— Start DATA SECTION —
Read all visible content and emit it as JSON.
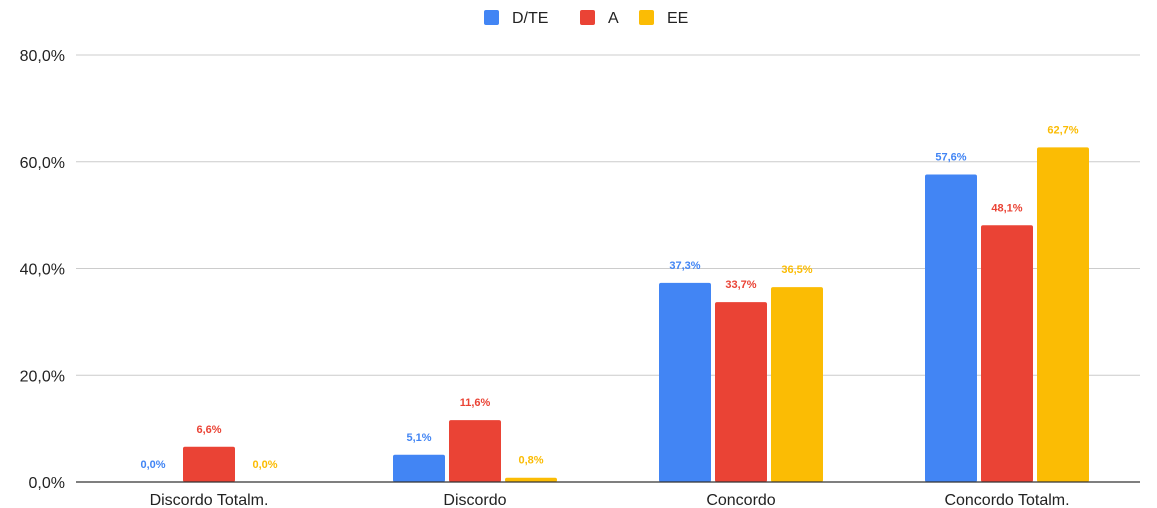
{
  "chart_data": {
    "type": "bar",
    "categories": [
      "Discordo Totalm.",
      "Discordo",
      "Concordo",
      "Concordo Totalm."
    ],
    "series": [
      {
        "name": "D/TE",
        "color": "#4285f4",
        "values": [
          0.0,
          5.1,
          37.3,
          57.6
        ],
        "labels": [
          "0,0%",
          "5,1%",
          "37,3%",
          "57,6%"
        ]
      },
      {
        "name": "A",
        "color": "#ea4335",
        "values": [
          6.6,
          11.6,
          33.7,
          48.1
        ],
        "labels": [
          "6,6%",
          "11,6%",
          "33,7%",
          "48,1%"
        ]
      },
      {
        "name": "EE",
        "color": "#fbbc04",
        "values": [
          0.0,
          0.8,
          36.5,
          62.7
        ],
        "labels": [
          "0,0%",
          "0,8%",
          "36,5%",
          "62,7%"
        ]
      }
    ],
    "y_ticks": [
      0,
      20,
      40,
      60,
      80
    ],
    "y_tick_labels": [
      "0,0%",
      "20,0%",
      "40,0%",
      "60,0%",
      "80,0%"
    ],
    "ylim": [
      0,
      80
    ],
    "grid": true,
    "legend_position": "top-center",
    "title": "",
    "xlabel": "",
    "ylabel": ""
  }
}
— End DATA SECTION —
In the records, locate each line holding the string "color" and copy it.

        "color": "#4285f4",
        "color": "#ea4335",
        "color": "#fbbc04",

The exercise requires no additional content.